Extracted records:
==================================================
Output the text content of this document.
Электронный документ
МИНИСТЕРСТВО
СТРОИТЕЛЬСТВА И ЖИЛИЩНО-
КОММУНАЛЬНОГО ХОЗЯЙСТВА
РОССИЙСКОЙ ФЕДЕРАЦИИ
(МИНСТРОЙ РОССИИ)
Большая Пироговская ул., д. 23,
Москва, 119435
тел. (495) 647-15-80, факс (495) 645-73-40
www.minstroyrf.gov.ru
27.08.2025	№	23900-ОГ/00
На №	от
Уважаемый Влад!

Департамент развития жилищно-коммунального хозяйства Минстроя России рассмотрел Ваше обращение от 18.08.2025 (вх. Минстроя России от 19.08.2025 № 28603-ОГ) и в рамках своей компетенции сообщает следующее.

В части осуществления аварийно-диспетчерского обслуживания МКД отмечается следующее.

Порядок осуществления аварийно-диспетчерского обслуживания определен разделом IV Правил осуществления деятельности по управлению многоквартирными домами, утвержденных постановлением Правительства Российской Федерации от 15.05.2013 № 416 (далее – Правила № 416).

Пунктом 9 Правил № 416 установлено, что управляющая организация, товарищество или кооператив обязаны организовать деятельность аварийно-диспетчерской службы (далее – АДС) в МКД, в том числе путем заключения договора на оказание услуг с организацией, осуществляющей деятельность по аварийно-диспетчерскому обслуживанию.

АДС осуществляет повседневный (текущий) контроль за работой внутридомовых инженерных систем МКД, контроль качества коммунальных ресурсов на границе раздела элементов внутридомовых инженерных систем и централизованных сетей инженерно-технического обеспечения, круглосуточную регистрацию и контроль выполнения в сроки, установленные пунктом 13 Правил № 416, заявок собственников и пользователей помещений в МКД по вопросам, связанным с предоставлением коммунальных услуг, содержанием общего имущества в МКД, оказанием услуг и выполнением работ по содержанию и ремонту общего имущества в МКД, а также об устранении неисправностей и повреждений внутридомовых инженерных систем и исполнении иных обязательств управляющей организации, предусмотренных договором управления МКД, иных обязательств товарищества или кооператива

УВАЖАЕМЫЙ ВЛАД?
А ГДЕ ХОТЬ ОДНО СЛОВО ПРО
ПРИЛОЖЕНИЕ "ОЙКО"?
==================================================
■ **Instructions to follow**:
Collect every line from the records above that contains the word "обслуживания".

■ **Finished answer**:
В части осуществления аварийно-диспетчерского обслуживания МКД отмечается следующее.
Порядок осуществления аварийно-диспетчерского обслуживания определен разделом IV Правил осуществления деятельности по управлению многоквартирными домами, утвержденных постановлением Правительства Российской Федерации от 15.05.2013 № 416 (далее – Правила № 416).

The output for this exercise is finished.